[Records]
** begin **

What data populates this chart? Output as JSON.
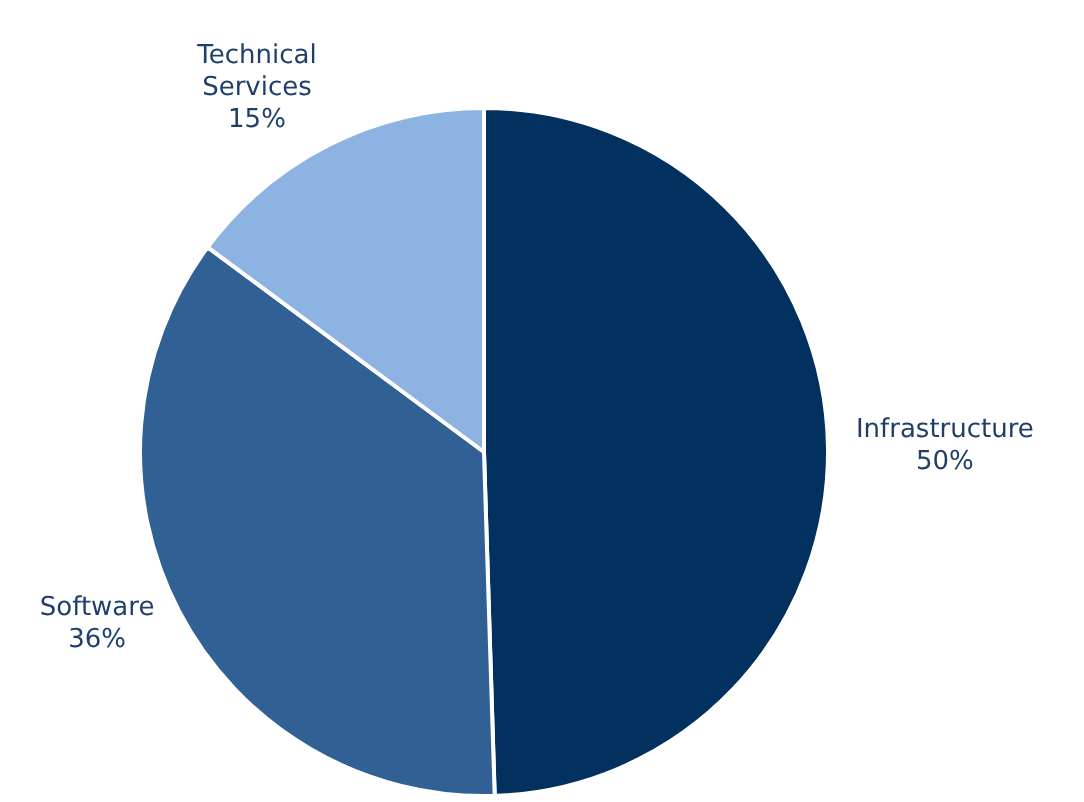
{
  "chart_data": {
    "type": "pie",
    "categories": [
      "Infrastructure",
      "Software",
      "Technical Services"
    ],
    "values": [
      50,
      36,
      15
    ],
    "value_labels": [
      "50%",
      "36%",
      "15%"
    ],
    "colors": [
      "#02305f",
      "#306094",
      "#8db3e2"
    ],
    "legend": false
  }
}
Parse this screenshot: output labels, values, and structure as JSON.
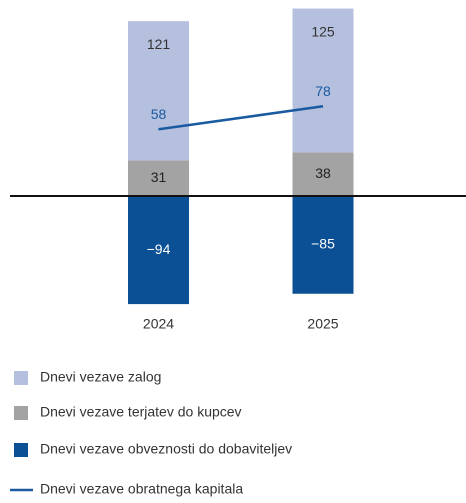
{
  "chart_data": {
    "type": "bar",
    "categories": [
      "2024",
      "2025"
    ],
    "series": [
      {
        "name": "Dnevi vezave zalog",
        "color": "#b4c0de",
        "values": [
          121,
          125
        ]
      },
      {
        "name": "Dnevi vezave terjatev do kupcev",
        "color": "#a3a3a3",
        "values": [
          31,
          38
        ]
      },
      {
        "name": "Dnevi vezave obveznosti do dobaviteljev",
        "color": "#0b4f94",
        "values": [
          -94,
          -85
        ],
        "value_labels": [
          "−94",
          "−85"
        ]
      },
      {
        "name": "Dnevi vezave obratnega kapitala",
        "type": "line",
        "color": "#1a5aa0",
        "values": [
          58,
          78
        ]
      }
    ]
  }
}
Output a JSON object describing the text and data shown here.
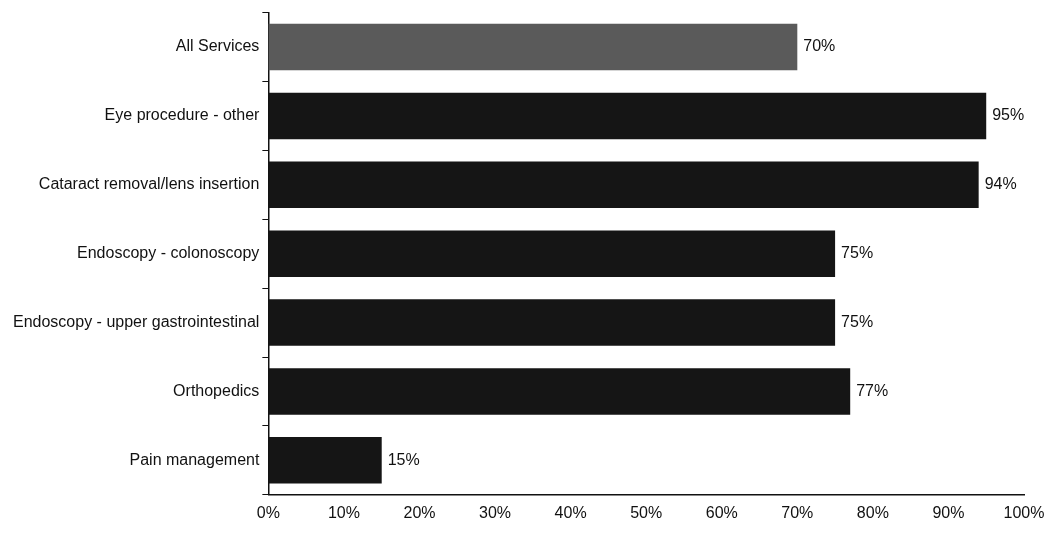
{
  "chart_data": {
    "type": "bar",
    "orientation": "horizontal",
    "categories": [
      "All Services",
      "Eye procedure - other",
      "Cataract removal/lens insertion",
      "Endoscopy - colonoscopy",
      "Endoscopy - upper gastrointestinal",
      "Orthopedics",
      "Pain management"
    ],
    "values": [
      70,
      95,
      94,
      75,
      75,
      77,
      15
    ],
    "colors": [
      "#5a5a5a",
      "#151515",
      "#151515",
      "#151515",
      "#151515",
      "#151515",
      "#151515"
    ],
    "value_labels": [
      "70%",
      "95%",
      "94%",
      "75%",
      "75%",
      "77%",
      "15%"
    ],
    "xlim": [
      0,
      100
    ],
    "xticks": [
      {
        "value": 0,
        "label": "0%"
      },
      {
        "value": 10,
        "label": "10%"
      },
      {
        "value": 20,
        "label": "20%"
      },
      {
        "value": 30,
        "label": "30%"
      },
      {
        "value": 40,
        "label": "40%"
      },
      {
        "value": 50,
        "label": "50%"
      },
      {
        "value": 60,
        "label": "60%"
      },
      {
        "value": 70,
        "label": "70%"
      },
      {
        "value": 80,
        "label": "80%"
      },
      {
        "value": 90,
        "label": "90%"
      },
      {
        "value": 100,
        "label": "100%"
      }
    ],
    "grid": false,
    "legend": false
  }
}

** end **

• [Stated task]: Locate the string "name" in the listing above and copy every line where it occurs.

• [Worked solution]:
        "name": "Dnevi vezave zalog",
        "name": "Dnevi vezave terjatev do kupcev",
        "name": "Dnevi vezave obveznosti do dobaviteljev",
        "name": "Dnevi vezave obratnega kapitala",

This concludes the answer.